● **What is needed**
Please print every record below exactly as it appears.

+++ Supplied information +++

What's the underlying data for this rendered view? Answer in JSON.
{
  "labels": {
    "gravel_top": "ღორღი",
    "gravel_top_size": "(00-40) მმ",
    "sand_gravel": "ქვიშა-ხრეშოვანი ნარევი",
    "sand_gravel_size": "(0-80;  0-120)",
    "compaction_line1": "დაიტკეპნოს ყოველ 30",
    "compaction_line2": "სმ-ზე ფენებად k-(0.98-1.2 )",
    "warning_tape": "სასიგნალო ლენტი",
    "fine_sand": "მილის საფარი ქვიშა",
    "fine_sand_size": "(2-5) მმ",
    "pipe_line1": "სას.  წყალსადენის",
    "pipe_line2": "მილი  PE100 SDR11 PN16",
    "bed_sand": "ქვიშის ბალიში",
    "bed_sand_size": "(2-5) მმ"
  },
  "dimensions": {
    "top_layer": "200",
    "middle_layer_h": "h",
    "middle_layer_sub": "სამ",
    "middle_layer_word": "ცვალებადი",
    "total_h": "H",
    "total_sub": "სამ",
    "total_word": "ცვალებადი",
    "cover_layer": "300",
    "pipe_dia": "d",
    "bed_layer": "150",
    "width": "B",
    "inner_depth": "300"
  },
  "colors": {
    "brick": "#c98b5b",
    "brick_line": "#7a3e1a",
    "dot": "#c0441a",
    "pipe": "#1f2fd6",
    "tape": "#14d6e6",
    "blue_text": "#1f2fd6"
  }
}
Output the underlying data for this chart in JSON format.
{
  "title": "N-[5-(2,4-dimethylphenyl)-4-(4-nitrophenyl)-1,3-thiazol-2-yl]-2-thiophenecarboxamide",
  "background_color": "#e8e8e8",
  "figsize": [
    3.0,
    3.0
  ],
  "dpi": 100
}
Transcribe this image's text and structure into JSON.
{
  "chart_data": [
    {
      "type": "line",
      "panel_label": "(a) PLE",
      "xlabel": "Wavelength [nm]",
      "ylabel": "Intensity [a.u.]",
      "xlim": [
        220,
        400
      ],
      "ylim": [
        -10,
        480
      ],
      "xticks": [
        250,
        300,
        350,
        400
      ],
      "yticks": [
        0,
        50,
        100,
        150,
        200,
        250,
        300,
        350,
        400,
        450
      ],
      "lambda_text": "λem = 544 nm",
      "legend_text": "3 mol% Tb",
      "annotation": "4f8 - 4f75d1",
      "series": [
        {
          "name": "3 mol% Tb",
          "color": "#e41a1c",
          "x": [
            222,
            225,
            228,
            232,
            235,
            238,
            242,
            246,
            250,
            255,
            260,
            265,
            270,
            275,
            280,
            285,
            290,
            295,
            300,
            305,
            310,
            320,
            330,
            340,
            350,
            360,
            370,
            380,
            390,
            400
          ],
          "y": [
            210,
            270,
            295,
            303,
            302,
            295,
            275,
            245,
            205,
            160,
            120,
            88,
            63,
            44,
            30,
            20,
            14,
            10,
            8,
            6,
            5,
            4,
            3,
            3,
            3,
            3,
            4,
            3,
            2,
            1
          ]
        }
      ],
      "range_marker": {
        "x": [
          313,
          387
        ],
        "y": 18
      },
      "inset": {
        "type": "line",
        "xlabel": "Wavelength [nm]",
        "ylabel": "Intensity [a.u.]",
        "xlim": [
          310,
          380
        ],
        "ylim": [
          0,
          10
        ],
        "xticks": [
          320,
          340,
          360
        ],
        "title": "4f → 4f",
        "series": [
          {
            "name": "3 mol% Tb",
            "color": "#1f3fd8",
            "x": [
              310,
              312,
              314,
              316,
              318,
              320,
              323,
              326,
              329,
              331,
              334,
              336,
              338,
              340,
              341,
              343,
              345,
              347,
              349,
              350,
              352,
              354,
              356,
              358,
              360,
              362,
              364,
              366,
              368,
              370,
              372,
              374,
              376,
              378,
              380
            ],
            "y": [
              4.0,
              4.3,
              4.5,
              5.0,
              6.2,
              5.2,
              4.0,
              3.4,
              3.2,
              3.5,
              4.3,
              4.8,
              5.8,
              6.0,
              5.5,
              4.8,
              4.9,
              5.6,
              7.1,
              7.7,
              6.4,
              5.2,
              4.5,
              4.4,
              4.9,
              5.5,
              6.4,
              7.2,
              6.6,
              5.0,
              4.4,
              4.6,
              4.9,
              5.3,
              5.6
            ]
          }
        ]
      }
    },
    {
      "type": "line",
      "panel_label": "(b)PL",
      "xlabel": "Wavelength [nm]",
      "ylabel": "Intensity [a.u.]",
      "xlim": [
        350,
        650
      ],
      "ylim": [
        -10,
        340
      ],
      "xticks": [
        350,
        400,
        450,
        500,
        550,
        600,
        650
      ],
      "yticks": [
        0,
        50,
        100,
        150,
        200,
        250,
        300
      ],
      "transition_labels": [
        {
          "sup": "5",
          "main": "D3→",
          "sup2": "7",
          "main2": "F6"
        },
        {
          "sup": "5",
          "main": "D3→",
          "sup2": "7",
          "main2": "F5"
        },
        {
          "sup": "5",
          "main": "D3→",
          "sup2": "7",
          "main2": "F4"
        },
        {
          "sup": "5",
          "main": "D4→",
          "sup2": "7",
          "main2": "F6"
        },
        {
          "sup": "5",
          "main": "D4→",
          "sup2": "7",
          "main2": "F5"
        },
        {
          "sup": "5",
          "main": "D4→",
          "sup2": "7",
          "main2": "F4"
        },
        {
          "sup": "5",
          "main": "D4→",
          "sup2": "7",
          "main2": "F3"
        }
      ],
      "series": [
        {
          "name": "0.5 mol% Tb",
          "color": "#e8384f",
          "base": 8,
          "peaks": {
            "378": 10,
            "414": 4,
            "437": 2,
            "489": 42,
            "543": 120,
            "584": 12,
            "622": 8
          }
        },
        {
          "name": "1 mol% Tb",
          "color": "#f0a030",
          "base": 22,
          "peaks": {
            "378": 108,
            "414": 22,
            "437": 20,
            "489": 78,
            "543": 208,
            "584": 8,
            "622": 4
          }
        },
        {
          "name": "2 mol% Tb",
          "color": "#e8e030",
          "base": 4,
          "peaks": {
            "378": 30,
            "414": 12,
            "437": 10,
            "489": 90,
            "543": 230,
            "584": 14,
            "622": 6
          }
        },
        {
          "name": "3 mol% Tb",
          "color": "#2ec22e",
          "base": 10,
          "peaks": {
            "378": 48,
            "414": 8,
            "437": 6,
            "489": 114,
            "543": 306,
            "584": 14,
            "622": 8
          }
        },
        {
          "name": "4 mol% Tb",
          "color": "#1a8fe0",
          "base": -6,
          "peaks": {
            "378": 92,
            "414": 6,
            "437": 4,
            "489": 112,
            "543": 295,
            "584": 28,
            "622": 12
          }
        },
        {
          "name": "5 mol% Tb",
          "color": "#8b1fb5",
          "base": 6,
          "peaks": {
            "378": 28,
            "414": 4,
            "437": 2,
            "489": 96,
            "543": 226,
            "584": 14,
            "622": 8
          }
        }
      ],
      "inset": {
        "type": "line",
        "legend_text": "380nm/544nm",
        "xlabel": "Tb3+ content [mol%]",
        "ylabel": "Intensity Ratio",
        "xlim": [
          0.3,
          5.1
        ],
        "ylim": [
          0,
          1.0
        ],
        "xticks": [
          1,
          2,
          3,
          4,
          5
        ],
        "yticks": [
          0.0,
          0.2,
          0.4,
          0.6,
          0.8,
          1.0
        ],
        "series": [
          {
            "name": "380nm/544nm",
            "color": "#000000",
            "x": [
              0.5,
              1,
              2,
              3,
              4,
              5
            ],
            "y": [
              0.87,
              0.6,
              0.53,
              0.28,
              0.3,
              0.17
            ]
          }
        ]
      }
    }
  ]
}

+++

● **Result of the task**
What's the underlying data for this rendered view? Answer in JSON.
{
  "labels": {
    "gravel_top": "ღორღი",
    "gravel_top_size": "(00-40) მმ",
    "sand_gravel": "ქვიშა-ხრეშოვანი ნარევი",
    "sand_gravel_size": "(0-80;  0-120)",
    "compaction_line1": "დაიტკეპნოს ყოველ 30",
    "compaction_line2": "სმ-ზე ფენებად k-(0.98-1.2 )",
    "warning_tape": "სასიგნალო ლენტი",
    "fine_sand": "მილის საფარი ქვიშა",
    "fine_sand_size": "(2-5) მმ",
    "pipe_line1": "სას.  წყალსადენის",
    "pipe_line2": "მილი  PE100 SDR11 PN16",
    "bed_sand": "ქვიშის ბალიში",
    "bed_sand_size": "(2-5) მმ"
  },
  "dimensions": {
    "top_layer": "200",
    "middle_layer_h": "h",
    "middle_layer_sub": "სამ",
    "middle_layer_word": "ცვალებადი",
    "total_h": "H",
    "total_sub": "სამ",
    "total_word": "ცვალებადი",
    "cover_layer": "300",
    "pipe_dia": "d",
    "bed_layer": "150",
    "width": "B",
    "inner_depth": "300"
  },
  "colors": {
    "brick": "#c98b5b",
    "brick_line": "#7a3e1a",
    "dot": "#c0441a",
    "pipe": "#1f2fd6",
    "tape": "#14d6e6",
    "blue_text": "#1f2fd6"
  }
}
Output the underlying data for this chart in JSON format.
{
  "title": "N-[5-(2,4-dimethylphenyl)-4-(4-nitrophenyl)-1,3-thiazol-2-yl]-2-thiophenecarboxamide",
  "background_color": "#e8e8e8",
  "figsize": [
    3.0,
    3.0
  ],
  "dpi": 100
}
Transcribe this image's text and structure into JSON.
{
  "chart_data": [
    {
      "type": "line",
      "panel_label": "(a) PLE",
      "xlabel": "Wavelength [nm]",
      "ylabel": "Intensity [a.u.]",
      "xlim": [
        220,
        400
      ],
      "ylim": [
        -10,
        480
      ],
      "xticks": [
        250,
        300,
        350,
        400
      ],
      "yticks": [
        0,
        50,
        100,
        150,
        200,
        250,
        300,
        350,
        400,
        450
      ],
      "lambda_text": "λem = 544 nm",
      "legend_text": "3 mol% Tb",
      "annotation": "4f8 - 4f75d1",
      "series": [
        {
          "name": "3 mol% Tb",
          "color": "#e41a1c",
          "x": [
            222,
            225,
            228,
            232,
            235,
            238,
            242,
            246,
            250,
            255,
            260,
            265,
            270,
            275,
            280,
            285,
            290,
            295,
            300,
            305,
            310,
            320,
            330,
            340,
            350,
            360,
            370,
            380,
            390,
            400
          ],
          "y": [
            210,
            270,
            295,
            303,
            302,
            295,
            275,
            245,
            205,
            160,
            120,
            88,
            63,
            44,
            30,
            20,
            14,
            10,
            8,
            6,
            5,
            4,
            3,
            3,
            3,
            3,
            4,
            3,
            2,
            1
          ]
        }
      ],
      "range_marker": {
        "x": [
          313,
          387
        ],
        "y": 18
      },
      "inset": {
        "type": "line",
        "xlabel": "Wavelength [nm]",
        "ylabel": "Intensity [a.u.]",
        "xlim": [
          310,
          380
        ],
        "ylim": [
          0,
          10
        ],
        "xticks": [
          320,
          340,
          360
        ],
        "title": "4f → 4f",
        "series": [
          {
            "name": "3 mol% Tb",
            "color": "#1f3fd8",
            "x": [
              310,
              312,
              314,
              316,
              318,
              320,
              323,
              326,
              329,
              331,
              334,
              336,
              338,
              340,
              341,
              343,
              345,
              347,
              349,
              350,
              352,
              354,
              356,
              358,
              360,
              362,
              364,
              366,
              368,
              370,
              372,
              374,
              376,
              378,
              380
            ],
            "y": [
              4.0,
              4.3,
              4.5,
              5.0,
              6.2,
              5.2,
              4.0,
              3.4,
              3.2,
              3.5,
              4.3,
              4.8,
              5.8,
              6.0,
              5.5,
              4.8,
              4.9,
              5.6,
              7.1,
              7.7,
              6.4,
              5.2,
              4.5,
              4.4,
              4.9,
              5.5,
              6.4,
              7.2,
              6.6,
              5.0,
              4.4,
              4.6,
              4.9,
              5.3,
              5.6
            ]
          }
        ]
      }
    },
    {
      "type": "line",
      "panel_label": "(b)PL",
      "xlabel": "Wavelength [nm]",
      "ylabel": "Intensity [a.u.]",
      "xlim": [
        350,
        650
      ],
      "ylim": [
        -10,
        340
      ],
      "xticks": [
        350,
        400,
        450,
        500,
        550,
        600,
        650
      ],
      "yticks": [
        0,
        50,
        100,
        150,
        200,
        250,
        300
      ],
      "transition_labels": [
        {
          "sup": "5",
          "main": "D3→",
          "sup2": "7",
          "main2": "F6"
        },
        {
          "sup": "5",
          "main": "D3→",
          "sup2": "7",
          "main2": "F5"
        },
        {
          "sup": "5",
          "main": "D3→",
          "sup2": "7",
          "main2": "F4"
        },
        {
          "sup": "5",
          "main": "D4→",
          "sup2": "7",
          "main2": "F6"
        },
        {
          "sup": "5",
          "main": "D4→",
          "sup2": "7",
          "main2": "F5"
        },
        {
          "sup": "5",
          "main": "D4→",
          "sup2": "7",
          "main2": "F4"
        },
        {
          "sup": "5",
          "main": "D4→",
          "sup2": "7",
          "main2": "F3"
        }
      ],
      "series": [
        {
          "name": "0.5 mol% Tb",
          "color": "#e8384f",
          "base": 8,
          "peaks": {
            "378": 10,
            "414": 4,
            "437": 2,
            "489": 42,
            "543": 120,
            "584": 12,
            "622": 8
          }
        },
        {
          "name": "1 mol% Tb",
          "color": "#f0a030",
          "base": 22,
          "peaks": {
            "378": 108,
            "414": 22,
            "437": 20,
            "489": 78,
            "543": 208,
            "584": 8,
            "622": 4
          }
        },
        {
          "name": "2 mol% Tb",
          "color": "#e8e030",
          "base": 4,
          "peaks": {
            "378": 30,
            "414": 12,
            "437": 10,
            "489": 90,
            "543": 230,
            "584": 14,
            "622": 6
          }
        },
        {
          "name": "3 mol% Tb",
          "color": "#2ec22e",
          "base": 10,
          "peaks": {
            "378": 48,
            "414": 8,
            "437": 6,
            "489": 114,
            "543": 306,
            "584": 14,
            "622": 8
          }
        },
        {
          "name": "4 mol% Tb",
          "color": "#1a8fe0",
          "base": -6,
          "peaks": {
            "378": 92,
            "414": 6,
            "437": 4,
            "489": 112,
            "543": 295,
            "584": 28,
            "622": 12
          }
        },
        {
          "name": "5 mol% Tb",
          "color": "#8b1fb5",
          "base": 6,
          "peaks": {
            "378": 28,
            "414": 4,
            "437": 2,
            "489": 96,
            "543": 226,
            "584": 14,
            "622": 8
          }
        }
      ],
      "inset": {
        "type": "line",
        "legend_text": "380nm/544nm",
        "xlabel": "Tb3+ content [mol%]",
        "ylabel": "Intensity Ratio",
        "xlim": [
          0.3,
          5.1
        ],
        "ylim": [
          0,
          1.0
        ],
        "xticks": [
          1,
          2,
          3,
          4,
          5
        ],
        "yticks": [
          0.0,
          0.2,
          0.4,
          0.6,
          0.8,
          1.0
        ],
        "series": [
          {
            "name": "380nm/544nm",
            "color": "#000000",
            "x": [
              0.5,
              1,
              2,
              3,
              4,
              5
            ],
            "y": [
              0.87,
              0.6,
              0.53,
              0.28,
              0.3,
              0.17
            ]
          }
        ]
      }
    }
  ]
}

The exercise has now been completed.